YOUR OBJECTIVE
In the abstract below on IgE cross-linking, what fluorescent label is attached to the monoclonal anti-DNP IgE?

DOCUMENT EXTRACT Start Marker

Cross-Linking of IgE-Receptor complexes at the cell surface: A fluorescence method for studying the binding of monovalent and bivalent haptens to IgE

Abstract

We have developed a method for use in investigating factors controlling the binding and cross-linking by bivalent haptens of immunoglobulin E (IgE) bound to receptors on rat basophilic leukemia (RBL) cells. This method employs monoclonal anti-2,4-dinitrophenyl (DNP) IgE that is labeled with fluorescein-5-isothiocyanate (FITC), and it measures FITC quenching that accompanies DNP occupation of the antibody combining sites in a titration experiment. The validity of this approach is demonstrated using the monovalent hapten DNP- l-lysine. The affinity constant for this ligand obtained by the FITC quenching method is compared with those obtained with previously established methods: equilibrium dialysis and quenching of endogenous tryptophan for IgE in solution and [ 3H]-DNP- l-lysine binding to IgE on cells. The FITC quenching method has been used to carry out a detailed study of the binding of monovalent DNP-aminocapryol l-tyrosine (DCT) and bivalent (DCT) 2-cystine to FITC-IgE and its Fab fragments in solution. Intrinsic ( K) and cross-linking ( K x) affinity constants are obtained by analyzing the binding curves in terms of simple equilibrium equations. With these DCT haptens the ability of this method to assess hapten binding and cross-linking of IgE bound to receptors on RBL cells is shown.

DOCUMENT EXTRACT End Marker
EXTRACTED INFORMATION Start Marker

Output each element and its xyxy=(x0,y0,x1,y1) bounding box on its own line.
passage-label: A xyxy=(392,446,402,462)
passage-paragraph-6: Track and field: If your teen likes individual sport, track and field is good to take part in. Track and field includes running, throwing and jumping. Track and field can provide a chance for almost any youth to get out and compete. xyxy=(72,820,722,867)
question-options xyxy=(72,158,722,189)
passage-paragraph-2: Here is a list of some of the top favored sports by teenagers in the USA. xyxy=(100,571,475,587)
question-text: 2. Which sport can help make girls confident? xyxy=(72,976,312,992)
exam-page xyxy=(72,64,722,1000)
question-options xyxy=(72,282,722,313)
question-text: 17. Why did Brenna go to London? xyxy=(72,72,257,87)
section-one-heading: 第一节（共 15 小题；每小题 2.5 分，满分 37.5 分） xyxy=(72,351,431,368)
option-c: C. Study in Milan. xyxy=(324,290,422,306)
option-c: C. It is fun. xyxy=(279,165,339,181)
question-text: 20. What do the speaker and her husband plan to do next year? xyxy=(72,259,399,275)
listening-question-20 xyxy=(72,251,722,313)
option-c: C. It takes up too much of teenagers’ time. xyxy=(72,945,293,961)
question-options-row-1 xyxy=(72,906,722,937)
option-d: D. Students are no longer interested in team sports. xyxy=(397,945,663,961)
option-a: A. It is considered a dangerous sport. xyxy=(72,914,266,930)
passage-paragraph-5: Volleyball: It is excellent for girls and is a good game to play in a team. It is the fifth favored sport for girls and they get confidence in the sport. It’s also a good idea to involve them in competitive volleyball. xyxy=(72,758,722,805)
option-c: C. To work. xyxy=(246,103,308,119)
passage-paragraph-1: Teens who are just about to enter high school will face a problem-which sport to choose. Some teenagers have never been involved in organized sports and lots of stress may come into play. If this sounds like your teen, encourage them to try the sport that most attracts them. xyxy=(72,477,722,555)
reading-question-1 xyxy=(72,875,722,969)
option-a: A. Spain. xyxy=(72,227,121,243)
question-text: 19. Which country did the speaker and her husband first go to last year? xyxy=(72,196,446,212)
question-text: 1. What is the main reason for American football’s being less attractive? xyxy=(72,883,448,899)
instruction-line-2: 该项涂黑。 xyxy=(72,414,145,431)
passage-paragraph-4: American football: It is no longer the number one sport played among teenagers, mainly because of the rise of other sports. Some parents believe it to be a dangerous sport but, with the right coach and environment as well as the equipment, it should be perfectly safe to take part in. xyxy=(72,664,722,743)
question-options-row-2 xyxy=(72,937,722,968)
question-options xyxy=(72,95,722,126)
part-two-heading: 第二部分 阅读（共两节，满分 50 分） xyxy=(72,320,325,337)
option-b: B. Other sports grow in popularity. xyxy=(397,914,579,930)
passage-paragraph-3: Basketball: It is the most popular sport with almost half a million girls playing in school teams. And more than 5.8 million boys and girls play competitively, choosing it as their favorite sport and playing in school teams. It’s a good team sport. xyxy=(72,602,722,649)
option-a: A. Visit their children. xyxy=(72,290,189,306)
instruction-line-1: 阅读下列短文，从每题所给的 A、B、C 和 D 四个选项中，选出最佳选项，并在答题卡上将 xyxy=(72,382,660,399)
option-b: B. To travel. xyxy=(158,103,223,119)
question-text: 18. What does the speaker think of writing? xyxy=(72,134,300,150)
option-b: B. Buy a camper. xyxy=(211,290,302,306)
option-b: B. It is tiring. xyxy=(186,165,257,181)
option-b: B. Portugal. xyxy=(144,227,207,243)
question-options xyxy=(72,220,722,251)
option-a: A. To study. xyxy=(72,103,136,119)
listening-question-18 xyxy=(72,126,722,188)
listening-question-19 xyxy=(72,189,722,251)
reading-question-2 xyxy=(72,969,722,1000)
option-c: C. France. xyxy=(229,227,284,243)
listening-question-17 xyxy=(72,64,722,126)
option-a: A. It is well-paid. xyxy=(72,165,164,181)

EXTRACTED INFORMATION End Marker

COMPLETED TASK
Fluorescein-5-isothiocyanate (FITC).